Hong Kong’s Richest Man Retires, Hands Control Of Empire To Son

Li Ka-shing, whose life journey from humble beginnings as a wartime refugee who used to sweep factory floors in Hong Kong for a living to Asia’s biggest business fortunes became the epitome of entrepreneurship that inspired generations of Hongkongers, has announced his retirement after seven decades at the pinnacle of one of the world’s largest corporate conglomerates and amassing one of Asia’s biggest fortunes from building skyscrapers to selling soap bars.

Li Ka-shing

Starting with some local property investments that cemented his wealth, Li built a business empire that included retail, energy, ports, telecommunications, media and biotechnology companies worldwide. Overseas, Li-controlled companies are among the biggest foreign investors in the U.K.

“I have decided to step down as chairman of the company and retire from the position of executive director at the forthcoming annual general meeting of the company,” Li said in filings for CK Hutchison Holdings and CK Asset Holdings to the Hong Kong stock exchange on Friday.

“I am grateful to have been able to create value for shareholders all these years, and serve society,” Li said. “This has been my greatest honour. I thank everybody for their love and support.”

“Looking back all these years, it’s my honor to have founded Cheung Kong and to have served society,” Li told a packed room of journalists in Hong Kong on Friday. It’s been “my greatest honor,” he said.

As Bloomberg notes, the 89-year-old chairman of CK Hutchison Holdings Ltd. and CK Asset Holdings Ltd. will stay an adviser to the group after stepping down in May.

Li personifies some of the conflicts that came from the region’s rise: Dubbed “Superman” by local media for his business acumen, he symbolizes inequality in a city with one of the most lopsided wealth demographics on the planet. He is a property developer who has won admiration for his entrepreneurial skills and a manager with companies so dominant that they often stifle smaller competition.

> [SUPPLIED DATA]
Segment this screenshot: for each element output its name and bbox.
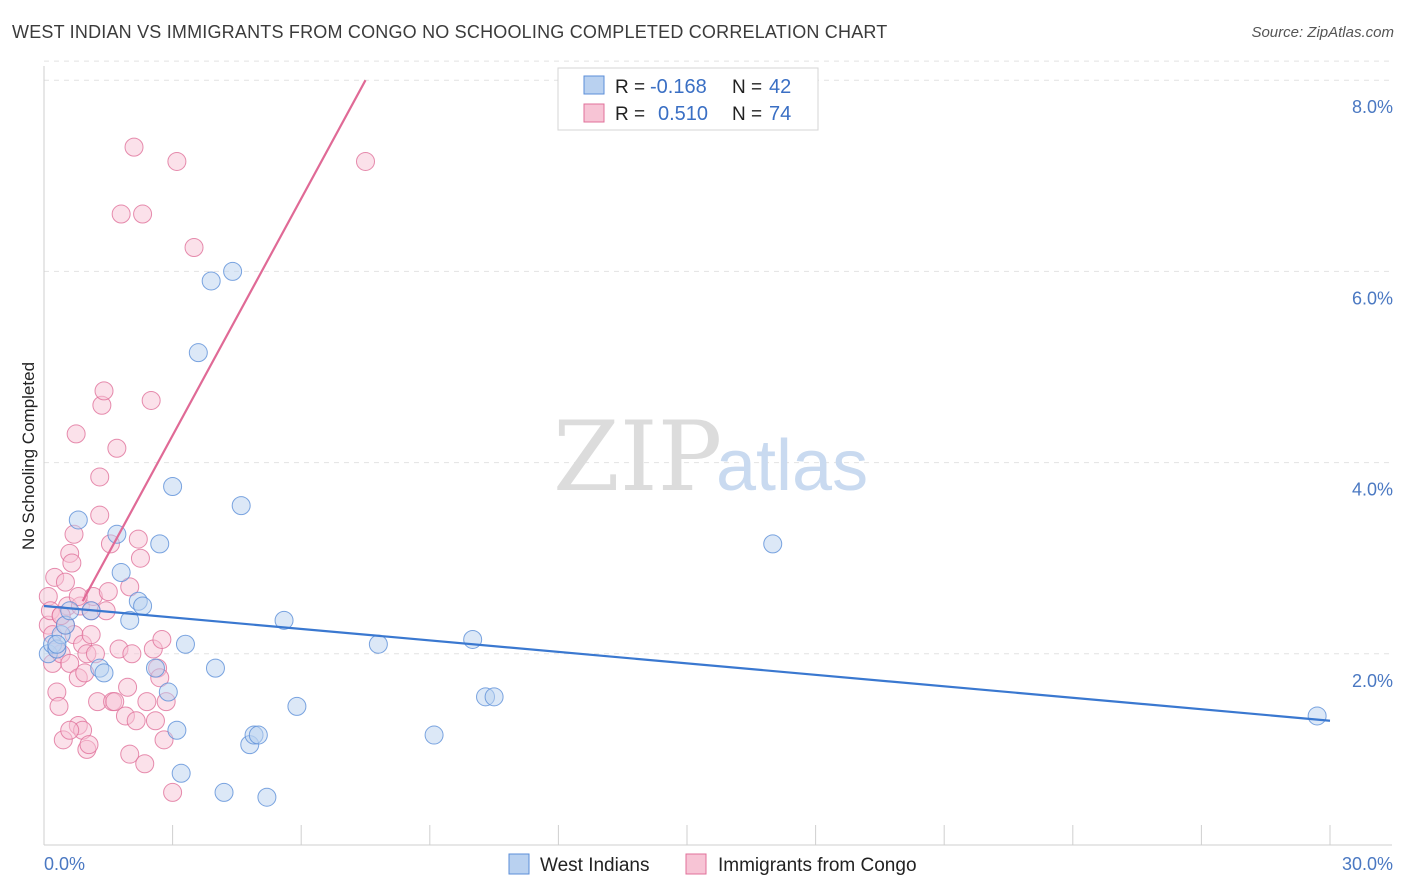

> [INSTRUCTIONS]
[A] In the Li Ka-shing article, write out the passage starting with "Hong Kong’s Richest" and going on through "in the U.K.".
[B] Does each of these statements agree with the Li Ka-shing article? Answer yes or no for each, quoting the words of the article that decide it.
(i) Li will remain an adviser to the group after he steps down.
(ii) Li announced his retirement in filings to the London stock exchange.
(iii) Local media gave Li the nickname "Superman."

> [ANSWERS BY TASK]
[A]
Hong Kong’s Richest Man Retires, Hands Control Of Empire To Son

Li Ka-shing, whose life journey from humble beginnings as a wartime refugee who used to sweep factory floors in Hong Kong for a living to Asia’s biggest business fortunes became the epitome of entrepreneurship that inspired generations of Hongkongers, has announced his retirement after seven decades at the pinnacle of one of the world’s largest corporate conglomerates and amassing one of Asia’s biggest fortunes from building skyscrapers to selling soap bars.

Li Ka-shing

Starting with some local property investments that cemented his wealth, Li built a business empire that included retail, energy, ports, telecommunications, media and biotechnology companies worldwide. Overseas, Li-controlled companies are among the biggest foreign investors in the U.K.

[B]
(i) Yes: "will stay an adviser to the group after stepping down in May."
(ii) No: "in filings for CK Hutchison Holdings and CK Asset Holdings to the Hong Kong stock exchange on Friday."
(iii) Yes: "Dubbed “Superman” by local media for his business acumen."